▶ THE TASK
Transcribe the data in full and exactly, omitting any pictures.

# Start of DATASET RECORDS

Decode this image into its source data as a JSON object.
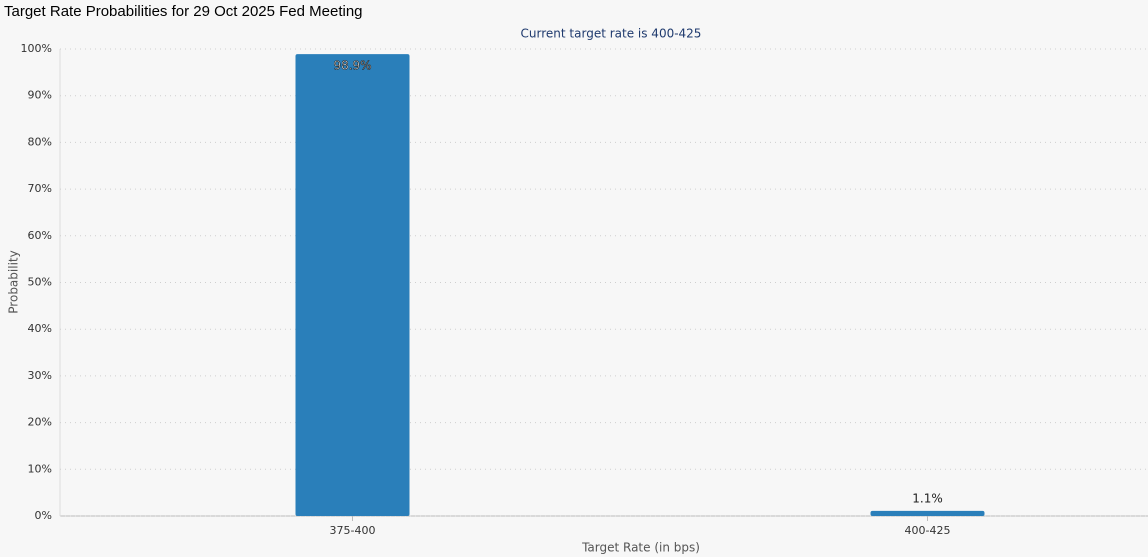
{
  "chart_data": {
    "type": "bar",
    "title": "Target Rate Probabilities for 29 Oct 2025 Fed Meeting",
    "subtitle": "Current target rate is 400-425",
    "x_label": "Target Rate (in bps)",
    "y_label": "Probability",
    "categories": [
      "375-400",
      "400-425"
    ],
    "values": [
      98.9,
      1.1
    ],
    "value_labels": [
      "98.9%",
      "1.1%"
    ],
    "color": "#2a7fba",
    "ylim": [
      0,
      100
    ],
    "yticks": [
      {
        "value": 0,
        "label": "0%"
      },
      {
        "value": 10,
        "label": "10%"
      },
      {
        "value": 20,
        "label": "20%"
      },
      {
        "value": 30,
        "label": "30%"
      },
      {
        "value": 40,
        "label": "40%"
      },
      {
        "value": 50,
        "label": "50%"
      },
      {
        "value": 60,
        "label": "60%"
      },
      {
        "value": 70,
        "label": "70%"
      },
      {
        "value": 80,
        "label": "80%"
      },
      {
        "value": 90,
        "label": "90%"
      },
      {
        "value": 100,
        "label": "100%"
      }
    ],
    "grid": true
  }
}
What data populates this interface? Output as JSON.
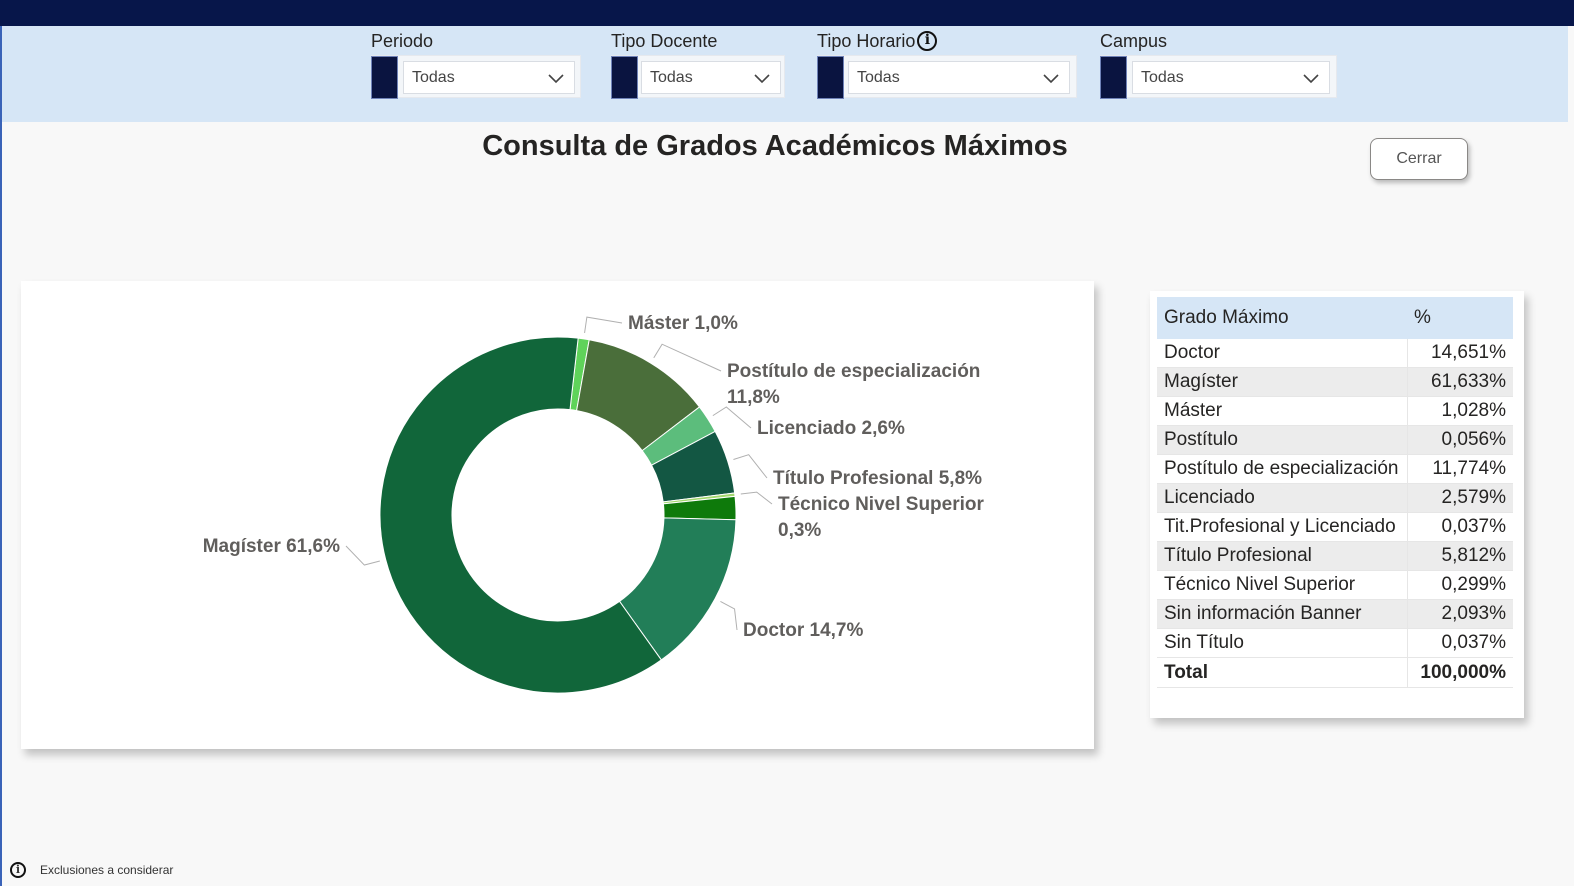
{
  "filters": [
    {
      "label": "Periodo",
      "value": "Todas",
      "info": false
    },
    {
      "label": "Tipo Docente",
      "value": "Todas",
      "info": false
    },
    {
      "label": "Tipo Horario",
      "value": "Todas",
      "info": true
    },
    {
      "label": "Campus",
      "value": "Todas",
      "info": false
    }
  ],
  "info_icon_glyph": "i",
  "page": {
    "title": "Consulta de Grados Académicos Máximos",
    "close_label": "Cerrar",
    "footer_text": "Exclusiones a considerar"
  },
  "chart_data": {
    "type": "pie",
    "donut": true,
    "slices": [
      {
        "label": "Máster",
        "value": 1.0,
        "display": "Máster 1,0%",
        "color": "#5fd35a",
        "show_label": true
      },
      {
        "label": "Postítulo de especialización",
        "value": 11.8,
        "display": "Postítulo de especialización 11,8%",
        "color": "#4a6e3a",
        "show_label": true
      },
      {
        "label": "Licenciado",
        "value": 2.6,
        "display": "Licenciado 2,6%",
        "color": "#5cbd7c",
        "show_label": true
      },
      {
        "label": "Título Profesional",
        "value": 5.8,
        "display": "Título Profesional 5,8%",
        "color": "#135743",
        "show_label": true
      },
      {
        "label": "Técnico Nivel Superior",
        "value": 0.3,
        "display": "Técnico Nivel Superior 0,3%",
        "color": "#a3d86e",
        "show_label": true
      },
      {
        "label": "Sin información Banner",
        "value": 2.1,
        "display": "",
        "color": "#0e7a0b",
        "show_label": false
      },
      {
        "label": "Doctor",
        "value": 14.7,
        "display": "Doctor 14,7%",
        "color": "#227e58",
        "show_label": true
      },
      {
        "label": "Magíster",
        "value": 61.6,
        "display": "Magíster 61,6%",
        "color": "#11663a",
        "show_label": true
      }
    ]
  },
  "table": {
    "headers": [
      "Grado Máximo",
      "%"
    ],
    "rows": [
      [
        "Doctor",
        "14,651%"
      ],
      [
        "Magíster",
        "61,633%"
      ],
      [
        "Máster",
        "1,028%"
      ],
      [
        "Postítulo",
        "0,056%"
      ],
      [
        "Postítulo de especialización",
        "11,774%"
      ],
      [
        "Licenciado",
        "2,579%"
      ],
      [
        "Tit.Profesional y Licenciado",
        "0,037%"
      ],
      [
        "Título Profesional",
        "5,812%"
      ],
      [
        "Técnico Nivel Superior",
        "0,299%"
      ],
      [
        "Sin información Banner",
        "2,093%"
      ],
      [
        "Sin Título",
        "0,037%"
      ]
    ],
    "total": [
      "Total",
      "100,000%"
    ]
  }
}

# End of DATASET RECORDS

▶ TASK RESULT
Decode this image into its source data as a JSON object.
{
  "chart_data": {
    "type": "bar",
    "title": "Target Rate Probabilities for 29 Oct 2025 Fed Meeting",
    "subtitle": "Current target rate is 400-425",
    "x_label": "Target Rate (in bps)",
    "y_label": "Probability",
    "categories": [
      "375-400",
      "400-425"
    ],
    "values": [
      98.9,
      1.1
    ],
    "value_labels": [
      "98.9%",
      "1.1%"
    ],
    "color": "#2a7fba",
    "ylim": [
      0,
      100
    ],
    "yticks": [
      {
        "value": 0,
        "label": "0%"
      },
      {
        "value": 10,
        "label": "10%"
      },
      {
        "value": 20,
        "label": "20%"
      },
      {
        "value": 30,
        "label": "30%"
      },
      {
        "value": 40,
        "label": "40%"
      },
      {
        "value": 50,
        "label": "50%"
      },
      {
        "value": 60,
        "label": "60%"
      },
      {
        "value": 70,
        "label": "70%"
      },
      {
        "value": 80,
        "label": "80%"
      },
      {
        "value": 90,
        "label": "90%"
      },
      {
        "value": 100,
        "label": "100%"
      }
    ],
    "grid": true
  }
}
What data populates this interface? Output as JSON.
{
  "filters": [
    {
      "label": "Periodo",
      "value": "Todas",
      "info": false
    },
    {
      "label": "Tipo Docente",
      "value": "Todas",
      "info": false
    },
    {
      "label": "Tipo Horario",
      "value": "Todas",
      "info": true
    },
    {
      "label": "Campus",
      "value": "Todas",
      "info": false
    }
  ],
  "info_icon_glyph": "i",
  "page": {
    "title": "Consulta de Grados Académicos Máximos",
    "close_label": "Cerrar",
    "footer_text": "Exclusiones a considerar"
  },
  "chart_data": {
    "type": "pie",
    "donut": true,
    "slices": [
      {
        "label": "Máster",
        "value": 1.0,
        "display": "Máster 1,0%",
        "color": "#5fd35a",
        "show_label": true
      },
      {
        "label": "Postítulo de especialización",
        "value": 11.8,
        "display": "Postítulo de especialización 11,8%",
        "color": "#4a6e3a",
        "show_label": true
      },
      {
        "label": "Licenciado",
        "value": 2.6,
        "display": "Licenciado 2,6%",
        "color": "#5cbd7c",
        "show_label": true
      },
      {
        "label": "Título Profesional",
        "value": 5.8,
        "display": "Título Profesional 5,8%",
        "color": "#135743",
        "show_label": true
      },
      {
        "label": "Técnico Nivel Superior",
        "value": 0.3,
        "display": "Técnico Nivel Superior 0,3%",
        "color": "#a3d86e",
        "show_label": true
      },
      {
        "label": "Sin información Banner",
        "value": 2.1,
        "display": "",
        "color": "#0e7a0b",
        "show_label": false
      },
      {
        "label": "Doctor",
        "value": 14.7,
        "display": "Doctor 14,7%",
        "color": "#227e58",
        "show_label": true
      },
      {
        "label": "Magíster",
        "value": 61.6,
        "display": "Magíster 61,6%",
        "color": "#11663a",
        "show_label": true
      }
    ]
  },
  "table": {
    "headers": [
      "Grado Máximo",
      "%"
    ],
    "rows": [
      [
        "Doctor",
        "14,651%"
      ],
      [
        "Magíster",
        "61,633%"
      ],
      [
        "Máster",
        "1,028%"
      ],
      [
        "Postítulo",
        "0,056%"
      ],
      [
        "Postítulo de especialización",
        "11,774%"
      ],
      [
        "Licenciado",
        "2,579%"
      ],
      [
        "Tit.Profesional y Licenciado",
        "0,037%"
      ],
      [
        "Título Profesional",
        "5,812%"
      ],
      [
        "Técnico Nivel Superior",
        "0,299%"
      ],
      [
        "Sin información Banner",
        "2,093%"
      ],
      [
        "Sin Título",
        "0,037%"
      ]
    ],
    "total": [
      "Total",
      "100,000%"
    ]
  }
}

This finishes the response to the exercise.